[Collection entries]

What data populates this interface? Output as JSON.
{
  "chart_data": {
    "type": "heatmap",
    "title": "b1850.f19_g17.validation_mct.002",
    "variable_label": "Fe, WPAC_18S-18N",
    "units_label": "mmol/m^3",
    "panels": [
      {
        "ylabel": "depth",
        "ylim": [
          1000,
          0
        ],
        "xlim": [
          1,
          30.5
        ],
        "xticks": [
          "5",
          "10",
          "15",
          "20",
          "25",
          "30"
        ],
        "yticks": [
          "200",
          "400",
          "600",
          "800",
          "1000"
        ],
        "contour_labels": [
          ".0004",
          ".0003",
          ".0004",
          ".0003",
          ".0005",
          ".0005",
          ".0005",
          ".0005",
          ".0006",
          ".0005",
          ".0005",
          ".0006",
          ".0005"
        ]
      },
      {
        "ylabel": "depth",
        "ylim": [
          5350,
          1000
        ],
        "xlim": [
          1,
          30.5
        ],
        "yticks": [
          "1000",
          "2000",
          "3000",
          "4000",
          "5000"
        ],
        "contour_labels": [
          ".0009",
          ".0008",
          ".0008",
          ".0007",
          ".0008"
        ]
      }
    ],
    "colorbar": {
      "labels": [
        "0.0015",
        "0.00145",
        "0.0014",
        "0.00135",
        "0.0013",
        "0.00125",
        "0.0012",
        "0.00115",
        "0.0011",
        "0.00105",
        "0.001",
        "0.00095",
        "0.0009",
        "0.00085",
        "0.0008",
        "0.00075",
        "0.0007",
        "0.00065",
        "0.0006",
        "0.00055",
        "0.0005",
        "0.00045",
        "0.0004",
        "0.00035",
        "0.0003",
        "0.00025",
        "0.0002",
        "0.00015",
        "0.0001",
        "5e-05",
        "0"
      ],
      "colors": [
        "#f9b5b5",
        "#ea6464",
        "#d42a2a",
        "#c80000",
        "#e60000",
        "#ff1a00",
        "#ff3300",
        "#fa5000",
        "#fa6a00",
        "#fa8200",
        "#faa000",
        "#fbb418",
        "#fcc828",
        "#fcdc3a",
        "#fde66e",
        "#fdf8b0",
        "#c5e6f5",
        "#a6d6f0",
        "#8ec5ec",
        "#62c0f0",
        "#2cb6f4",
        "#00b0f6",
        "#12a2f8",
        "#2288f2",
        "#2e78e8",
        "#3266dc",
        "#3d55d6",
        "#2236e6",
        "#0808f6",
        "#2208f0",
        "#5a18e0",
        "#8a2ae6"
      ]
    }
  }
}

Task prompt — Nothing in the listing may be changed; retype it all exactly.

Task result —
What data populates this interface? Output as JSON.
{
  "chart_data": {
    "type": "heatmap",
    "title": "b1850.f19_g17.validation_mct.002",
    "variable_label": "Fe, WPAC_18S-18N",
    "units_label": "mmol/m^3",
    "panels": [
      {
        "ylabel": "depth",
        "ylim": [
          1000,
          0
        ],
        "xlim": [
          1,
          30.5
        ],
        "xticks": [
          "5",
          "10",
          "15",
          "20",
          "25",
          "30"
        ],
        "yticks": [
          "200",
          "400",
          "600",
          "800",
          "1000"
        ],
        "contour_labels": [
          ".0004",
          ".0003",
          ".0004",
          ".0003",
          ".0005",
          ".0005",
          ".0005",
          ".0005",
          ".0006",
          ".0005",
          ".0005",
          ".0006",
          ".0005"
        ]
      },
      {
        "ylabel": "depth",
        "ylim": [
          5350,
          1000
        ],
        "xlim": [
          1,
          30.5
        ],
        "yticks": [
          "1000",
          "2000",
          "3000",
          "4000",
          "5000"
        ],
        "contour_labels": [
          ".0009",
          ".0008",
          ".0008",
          ".0007",
          ".0008"
        ]
      }
    ],
    "colorbar": {
      "labels": [
        "0.0015",
        "0.00145",
        "0.0014",
        "0.00135",
        "0.0013",
        "0.00125",
        "0.0012",
        "0.00115",
        "0.0011",
        "0.00105",
        "0.001",
        "0.00095",
        "0.0009",
        "0.00085",
        "0.0008",
        "0.00075",
        "0.0007",
        "0.00065",
        "0.0006",
        "0.00055",
        "0.0005",
        "0.00045",
        "0.0004",
        "0.00035",
        "0.0003",
        "0.00025",
        "0.0002",
        "0.00015",
        "0.0001",
        "5e-05",
        "0"
      ],
      "colors": [
        "#f9b5b5",
        "#ea6464",
        "#d42a2a",
        "#c80000",
        "#e60000",
        "#ff1a00",
        "#ff3300",
        "#fa5000",
        "#fa6a00",
        "#fa8200",
        "#faa000",
        "#fbb418",
        "#fcc828",
        "#fcdc3a",
        "#fde66e",
        "#fdf8b0",
        "#c5e6f5",
        "#a6d6f0",
        "#8ec5ec",
        "#62c0f0",
        "#2cb6f4",
        "#00b0f6",
        "#12a2f8",
        "#2288f2",
        "#2e78e8",
        "#3266dc",
        "#3d55d6",
        "#2236e6",
        "#0808f6",
        "#2208f0",
        "#5a18e0",
        "#8a2ae6"
      ]
    }
  }
}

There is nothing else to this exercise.